GIVEN INSTRUCTION: Transcribe the records in full, keeping every character as it is.

━━━━━━━━━━━━━━━━━━━━━━━━━━━━━━

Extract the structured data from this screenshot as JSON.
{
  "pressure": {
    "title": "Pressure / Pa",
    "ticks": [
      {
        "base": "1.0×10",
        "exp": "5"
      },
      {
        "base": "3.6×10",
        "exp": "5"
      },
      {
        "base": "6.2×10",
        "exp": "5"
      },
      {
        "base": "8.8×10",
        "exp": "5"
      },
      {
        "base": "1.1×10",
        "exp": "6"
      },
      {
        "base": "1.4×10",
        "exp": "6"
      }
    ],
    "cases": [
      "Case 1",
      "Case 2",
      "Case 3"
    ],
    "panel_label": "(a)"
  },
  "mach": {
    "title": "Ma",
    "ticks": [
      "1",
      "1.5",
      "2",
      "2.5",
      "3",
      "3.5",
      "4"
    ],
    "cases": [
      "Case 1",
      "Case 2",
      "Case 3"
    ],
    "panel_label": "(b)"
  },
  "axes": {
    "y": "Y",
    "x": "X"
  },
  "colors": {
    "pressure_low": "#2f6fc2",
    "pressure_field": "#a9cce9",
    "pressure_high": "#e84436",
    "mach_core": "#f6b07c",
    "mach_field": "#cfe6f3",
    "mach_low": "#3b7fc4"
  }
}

━━━━━━━━━━━━━━━━━━━━━━━━━━━━━━

TASK RESPONSE:
Extract the structured data from this screenshot as JSON.
{
  "pressure": {
    "title": "Pressure / Pa",
    "ticks": [
      {
        "base": "1.0×10",
        "exp": "5"
      },
      {
        "base": "3.6×10",
        "exp": "5"
      },
      {
        "base": "6.2×10",
        "exp": "5"
      },
      {
        "base": "8.8×10",
        "exp": "5"
      },
      {
        "base": "1.1×10",
        "exp": "6"
      },
      {
        "base": "1.4×10",
        "exp": "6"
      }
    ],
    "cases": [
      "Case 1",
      "Case 2",
      "Case 3"
    ],
    "panel_label": "(a)"
  },
  "mach": {
    "title": "Ma",
    "ticks": [
      "1",
      "1.5",
      "2",
      "2.5",
      "3",
      "3.5",
      "4"
    ],
    "cases": [
      "Case 1",
      "Case 2",
      "Case 3"
    ],
    "panel_label": "(b)"
  },
  "axes": {
    "y": "Y",
    "x": "X"
  },
  "colors": {
    "pressure_low": "#2f6fc2",
    "pressure_field": "#a9cce9",
    "pressure_high": "#e84436",
    "mach_core": "#f6b07c",
    "mach_field": "#cfe6f3",
    "mach_low": "#3b7fc4"
  }
}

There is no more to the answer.